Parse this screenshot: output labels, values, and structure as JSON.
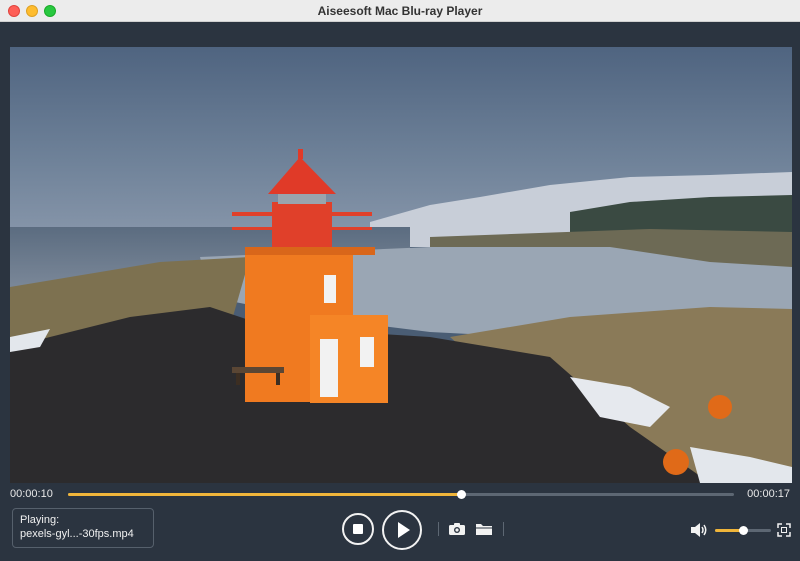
{
  "window": {
    "title": "Aiseesoft Mac Blu-ray Player"
  },
  "video": {
    "scene": "lighthouse-landscape"
  },
  "playback": {
    "current_time": "00:00:10",
    "duration": "00:00:17",
    "progress_fraction": 0.59,
    "volume_fraction": 0.5
  },
  "now_playing": {
    "label": "Playing:",
    "filename": "pexels-gyl...-30fps.mp4"
  },
  "icons": {
    "stop": "stop-icon",
    "play": "play-icon",
    "snapshot": "camera-icon",
    "open": "folder-icon",
    "volume": "speaker-icon",
    "fullscreen": "fullscreen-icon"
  },
  "colors": {
    "accent": "#f0b53a",
    "background": "#2b3440",
    "lighthouse": "#f07a20"
  }
}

==============================

• [What needs to be done] Extract, from the listing above, every line where the string "lighthouse" occurs.

• [In response]
    "scene": "lighthouse-landscape"
    "lighthouse": "#f07a20"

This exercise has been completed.